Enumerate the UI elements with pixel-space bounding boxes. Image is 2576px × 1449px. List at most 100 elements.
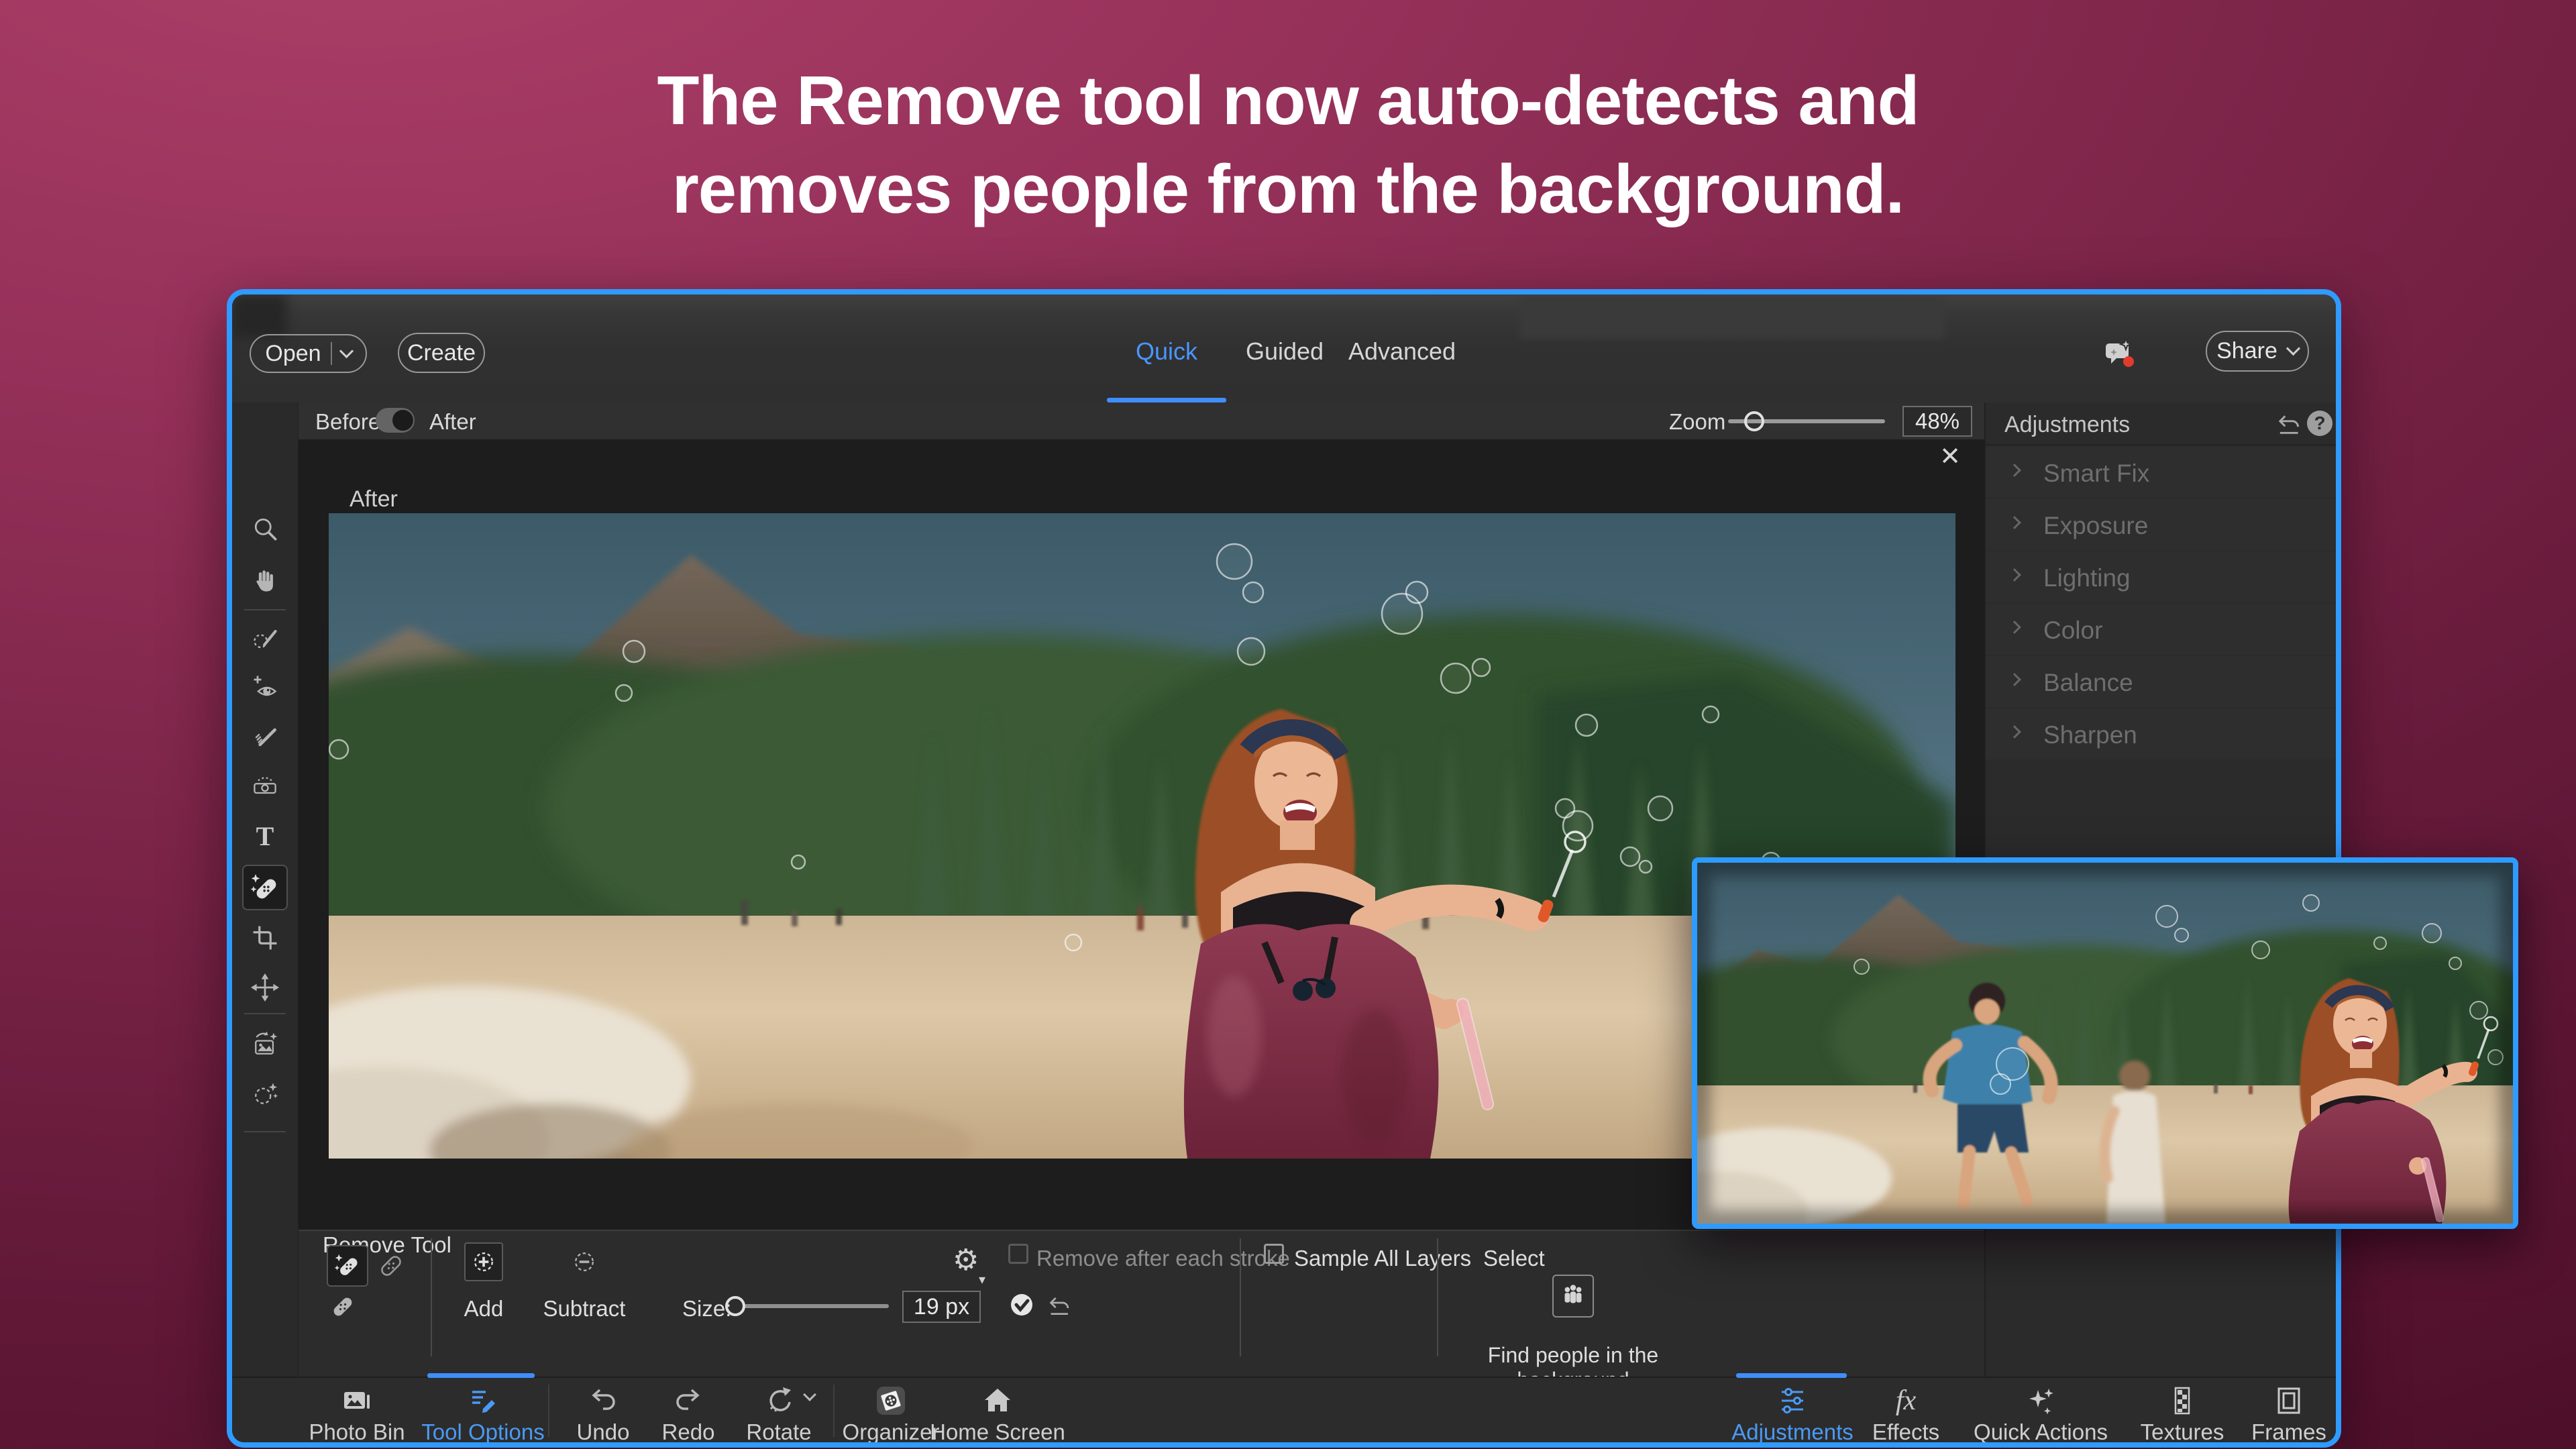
quick-selection-tool-icon[interactable] [250, 625, 280, 654]
taskbar-photo-bin[interactable]: Photo Bin [354, 1378, 360, 1444]
commit-check-icon[interactable] [1010, 1293, 1034, 1317]
tab-advanced[interactable]: Advanced [1348, 337, 1456, 366]
taskbar-frames[interactable]: Frames [2286, 1378, 2292, 1444]
gear-icon[interactable]: ⚙ [953, 1246, 979, 1275]
type-tool-icon[interactable]: T [250, 821, 280, 851]
adjustment-row-balance[interactable]: Balance [1986, 656, 2337, 707]
photo-before-inset[interactable] [1692, 857, 2518, 1229]
before-after-toggle[interactable] [376, 408, 415, 433]
taskbar-home-screen[interactable]: Home Screen [994, 1378, 1001, 1444]
chevron-down-icon[interactable] [339, 343, 353, 358]
share-button[interactable]: Share [2206, 331, 2309, 372]
zoom-value[interactable]: 48% [1902, 406, 1972, 437]
before-label: Before [315, 409, 380, 435]
tool-options-icon [467, 1385, 499, 1417]
chevron-right-icon [2008, 673, 2021, 686]
rail-divider [244, 609, 286, 610]
straighten-tool-icon[interactable] [250, 771, 280, 800]
adjustment-label: Smart Fix [2043, 460, 2149, 488]
size-label: Size: [682, 1296, 731, 1322]
adjustment-row-color[interactable]: Color [1986, 604, 2337, 655]
adjustment-label: Balance [2043, 669, 2133, 697]
share-button-label: Share [2216, 338, 2277, 364]
move-tool-icon[interactable] [250, 973, 280, 1002]
size-slider-knob[interactable] [725, 1296, 745, 1316]
taskbar-organizer[interactable]: Organizer [888, 1378, 894, 1444]
size-slider-track[interactable] [744, 1304, 889, 1308]
adjustment-label: Sharpen [2043, 721, 2137, 749]
spot-heal-variant-icon[interactable] [375, 1250, 407, 1282]
help-icon[interactable]: ? [2307, 411, 2332, 436]
remove-tool-selected[interactable] [242, 865, 288, 910]
zoom-slider-knob[interactable] [1744, 411, 1764, 431]
taskbar-active-indicator [1736, 1373, 1847, 1378]
hand-tool-icon[interactable] [250, 566, 280, 596]
sample-all-layers-checkbox[interactable] [1264, 1244, 1284, 1264]
toggle-knob [392, 410, 413, 431]
taskbar-label: Rotate [746, 1419, 811, 1445]
marketing-background: The Remove tool now auto-detects and rem… [0, 0, 2576, 1449]
taskbar-adjustments[interactable]: Adjustments [1789, 1378, 1796, 1444]
rail-divider [244, 1131, 286, 1132]
view-bar: Before After Zoom 48% [299, 402, 1984, 441]
remove-tool-variant-selected[interactable] [327, 1245, 368, 1287]
sample-all-layers-label: Sample All Layers [1294, 1246, 1471, 1271]
adjustment-label: Color [2043, 616, 2102, 645]
healing-brush-variant-icon[interactable] [327, 1291, 359, 1323]
taskbar-label: Adjustments [1731, 1419, 1854, 1445]
taskbar-label: Organizer [843, 1419, 940, 1445]
rail-divider [244, 1013, 286, 1014]
crop-tool-icon[interactable] [250, 923, 280, 953]
taskbar-label: Textures [2141, 1419, 2224, 1445]
taskbar-label: Effects [1872, 1419, 1939, 1445]
size-value[interactable]: 19 px [902, 1291, 981, 1323]
add-selection-button[interactable] [464, 1242, 503, 1281]
home-icon [981, 1385, 1014, 1417]
open-button[interactable]: Open [250, 334, 367, 373]
options-divider [1437, 1238, 1438, 1356]
whiten-teeth-tool-icon[interactable] [250, 722, 280, 752]
red-eye-tool-icon[interactable] [250, 673, 280, 702]
taskbar-rotate[interactable]: Rotate [775, 1378, 782, 1444]
chevron-right-icon [2008, 464, 2021, 477]
open-button-divider [331, 342, 332, 365]
tab-quick[interactable]: Quick [1136, 337, 1197, 366]
create-button[interactable]: Create [398, 333, 485, 373]
adjustment-label: Lighting [2043, 564, 2131, 592]
adjustment-row-lighting[interactable]: Lighting [1986, 551, 2337, 602]
ai-replace-background-icon[interactable] [250, 1030, 280, 1059]
adjustment-row-sharpen[interactable]: Sharpen [1986, 708, 2337, 759]
adjustments-panel-title: Adjustments [2004, 412, 2130, 438]
taskbar: Photo Bin Tool Options [232, 1377, 2336, 1442]
revert-icon[interactable] [1047, 1293, 1073, 1318]
taskbar-label: Quick Actions [1974, 1419, 2108, 1445]
close-icon[interactable]: ✕ [1937, 443, 1964, 470]
headline-line2: removes people from the background. [0, 145, 2576, 233]
find-people-button[interactable] [1552, 1275, 1594, 1318]
effects-icon: fx [1890, 1385, 1922, 1417]
object-select-sparkle-icon[interactable] [250, 1079, 280, 1108]
reset-panel-icon[interactable] [2276, 411, 2303, 437]
chevron-right-icon [2008, 621, 2021, 634]
taskbar-effects[interactable]: fx Effects [1902, 1378, 1909, 1444]
taskbar-textures[interactable]: Textures [2179, 1378, 2186, 1444]
create-button-label: Create [407, 340, 476, 366]
whats-new-icon[interactable] [2104, 337, 2136, 370]
taskbar-label: Frames [2251, 1419, 2326, 1445]
fx-glyph: fx [1896, 1385, 1916, 1417]
taskbar-redo[interactable]: Redo [685, 1378, 692, 1444]
zoom-tool-icon[interactable] [250, 515, 280, 544]
active-tab-indicator [1107, 398, 1226, 402]
taskbar-tool-options[interactable]: Tool Options [480, 1378, 486, 1444]
adjustment-row-exposure[interactable]: Exposure [1986, 499, 2337, 550]
subtract-selection-button[interactable] [570, 1247, 599, 1277]
adjustment-row-smart-fix[interactable]: Smart Fix [1986, 447, 2337, 498]
gear-caret-icon: ▾ [979, 1271, 985, 1288]
taskbar-quick-actions[interactable]: Quick Actions [2037, 1378, 2044, 1444]
remove-after-each-stroke-checkbox[interactable] [1008, 1244, 1028, 1264]
textures-icon [2166, 1385, 2198, 1417]
taskbar-divider [833, 1385, 835, 1437]
taskbar-undo[interactable]: Undo [600, 1378, 606, 1444]
tab-guided[interactable]: Guided [1246, 337, 1324, 366]
taskbar-label: Undo [577, 1419, 630, 1445]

══════════════════════════════

### Set exercise
Copy the lines of the items verbatim, starting at the line that contains "quick-selection-tool-icon[interactable] [250, 625, 280, 654]" and ending at the line that contains "656, 2337, 707]".

### Solution to the exercise
quick-selection-tool-icon[interactable] [250, 625, 280, 654]
taskbar-photo-bin[interactable]: Photo Bin [354, 1378, 360, 1444]
commit-check-icon[interactable] [1010, 1293, 1034, 1317]
tab-advanced[interactable]: Advanced [1348, 337, 1456, 366]
taskbar-frames[interactable]: Frames [2286, 1378, 2292, 1444]
gear-icon[interactable]: ⚙ [953, 1246, 979, 1275]
type-tool-icon[interactable]: T [250, 821, 280, 851]
adjustment-row-balance[interactable]: Balance [1986, 656, 2337, 707]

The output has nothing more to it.